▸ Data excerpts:
** start **

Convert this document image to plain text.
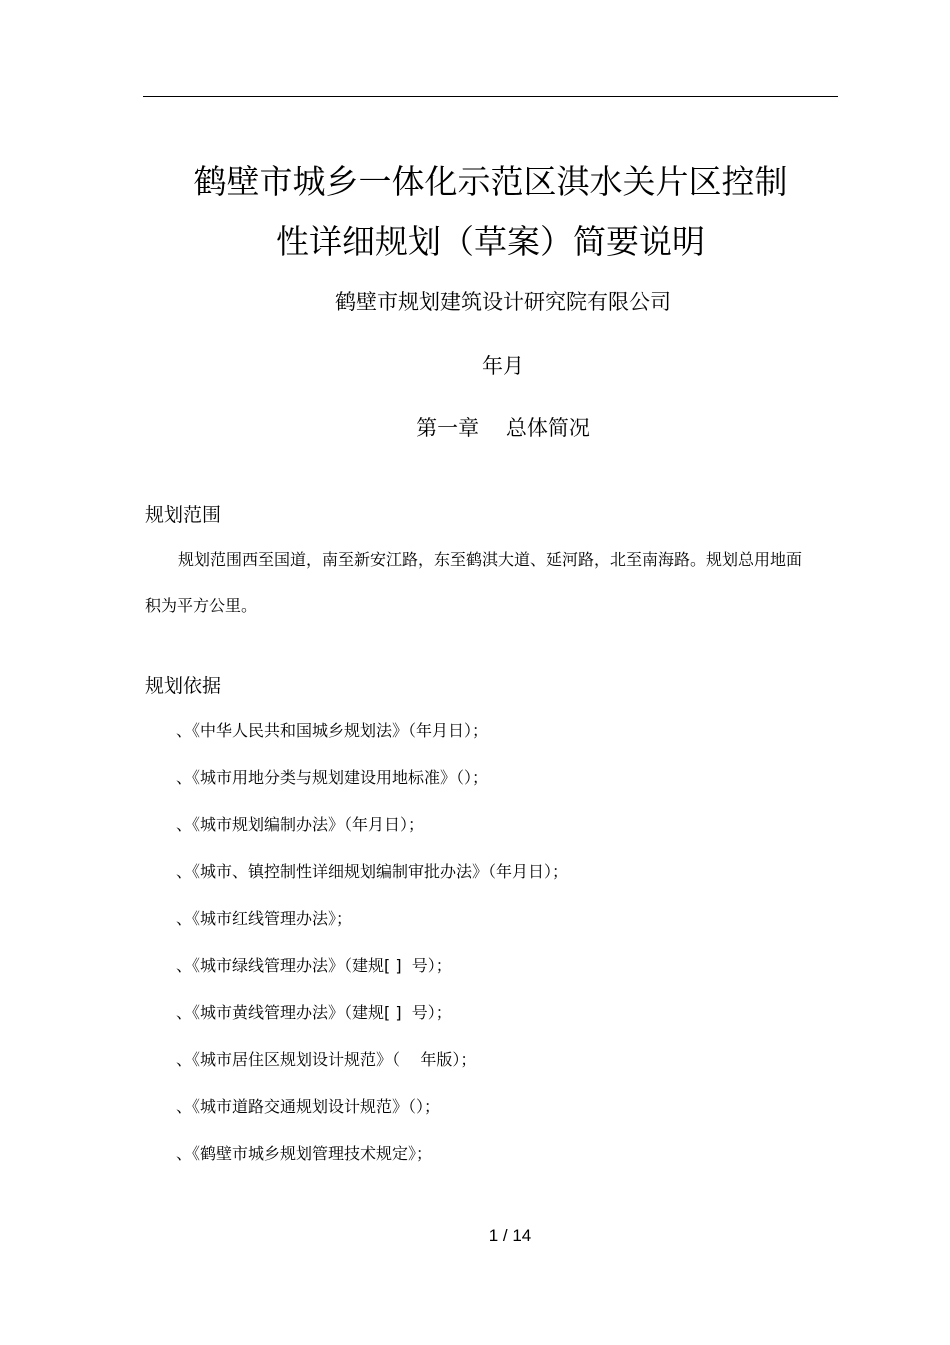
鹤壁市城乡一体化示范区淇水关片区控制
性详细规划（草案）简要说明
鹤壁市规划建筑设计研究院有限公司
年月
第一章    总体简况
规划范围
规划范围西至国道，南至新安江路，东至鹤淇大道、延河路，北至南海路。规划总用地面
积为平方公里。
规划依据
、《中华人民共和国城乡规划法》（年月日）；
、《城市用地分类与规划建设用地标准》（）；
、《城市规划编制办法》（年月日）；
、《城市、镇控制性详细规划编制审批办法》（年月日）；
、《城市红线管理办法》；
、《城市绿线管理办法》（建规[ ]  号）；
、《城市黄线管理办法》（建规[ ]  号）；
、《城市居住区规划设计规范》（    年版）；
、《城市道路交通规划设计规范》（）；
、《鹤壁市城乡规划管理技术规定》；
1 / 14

** end **
** start **

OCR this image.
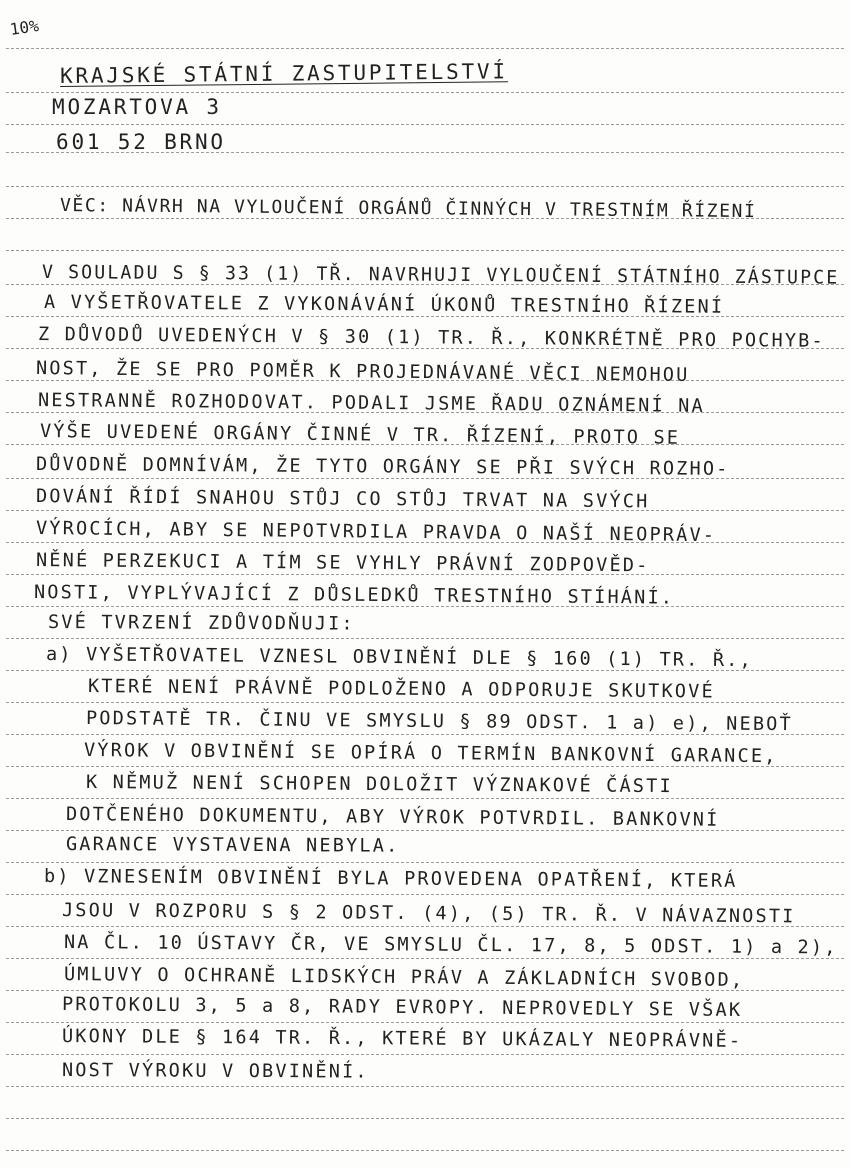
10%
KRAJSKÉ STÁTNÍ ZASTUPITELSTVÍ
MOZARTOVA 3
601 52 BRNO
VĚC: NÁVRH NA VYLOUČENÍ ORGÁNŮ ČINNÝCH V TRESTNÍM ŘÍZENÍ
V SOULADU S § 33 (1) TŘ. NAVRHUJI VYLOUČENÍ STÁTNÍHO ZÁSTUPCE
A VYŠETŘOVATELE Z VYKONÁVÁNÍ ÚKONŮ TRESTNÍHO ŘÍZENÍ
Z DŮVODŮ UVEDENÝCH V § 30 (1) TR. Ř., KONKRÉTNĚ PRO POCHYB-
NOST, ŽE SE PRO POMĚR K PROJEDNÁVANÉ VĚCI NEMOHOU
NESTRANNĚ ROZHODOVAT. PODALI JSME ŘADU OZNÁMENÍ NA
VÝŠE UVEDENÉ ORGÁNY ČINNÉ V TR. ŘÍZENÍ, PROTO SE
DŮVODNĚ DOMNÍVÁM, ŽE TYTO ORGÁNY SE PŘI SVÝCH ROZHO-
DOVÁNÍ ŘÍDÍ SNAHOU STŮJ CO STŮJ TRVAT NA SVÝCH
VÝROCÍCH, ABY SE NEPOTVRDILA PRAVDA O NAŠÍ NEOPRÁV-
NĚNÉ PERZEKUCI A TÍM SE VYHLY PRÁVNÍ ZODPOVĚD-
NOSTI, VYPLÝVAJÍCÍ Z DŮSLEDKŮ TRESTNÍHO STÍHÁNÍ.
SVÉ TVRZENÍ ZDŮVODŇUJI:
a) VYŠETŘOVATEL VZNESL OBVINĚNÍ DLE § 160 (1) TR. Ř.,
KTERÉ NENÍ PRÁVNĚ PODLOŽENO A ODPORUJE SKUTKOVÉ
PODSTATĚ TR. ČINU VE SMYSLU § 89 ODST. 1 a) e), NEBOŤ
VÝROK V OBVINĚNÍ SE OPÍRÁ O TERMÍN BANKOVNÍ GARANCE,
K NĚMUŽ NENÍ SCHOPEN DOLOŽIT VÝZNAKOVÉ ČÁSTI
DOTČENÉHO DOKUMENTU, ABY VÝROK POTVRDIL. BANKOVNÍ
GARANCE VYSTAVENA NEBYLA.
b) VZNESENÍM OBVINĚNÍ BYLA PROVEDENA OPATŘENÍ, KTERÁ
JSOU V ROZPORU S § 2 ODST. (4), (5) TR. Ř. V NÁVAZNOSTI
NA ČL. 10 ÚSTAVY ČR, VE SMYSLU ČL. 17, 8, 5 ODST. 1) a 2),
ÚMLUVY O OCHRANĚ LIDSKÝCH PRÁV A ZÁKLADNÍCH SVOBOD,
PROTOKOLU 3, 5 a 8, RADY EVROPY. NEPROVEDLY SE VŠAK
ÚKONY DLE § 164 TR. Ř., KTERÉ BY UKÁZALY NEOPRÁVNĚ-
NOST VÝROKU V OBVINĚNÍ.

** end **

▸ WHAT IS NEEDED:
Look over the listing above. Pick out and copy every line that includes "ŘÍZENÍ".

▸ FINISHED ANSWER:
VĚC: NÁVRH NA VYLOUČENÍ ORGÁNŮ ČINNÝCH V TRESTNÍM ŘÍZENÍ
A VYŠETŘOVATELE Z VYKONÁVÁNÍ ÚKONŮ TRESTNÍHO ŘÍZENÍ
VÝŠE UVEDENÉ ORGÁNY ČINNÉ V TR. ŘÍZENÍ, PROTO SE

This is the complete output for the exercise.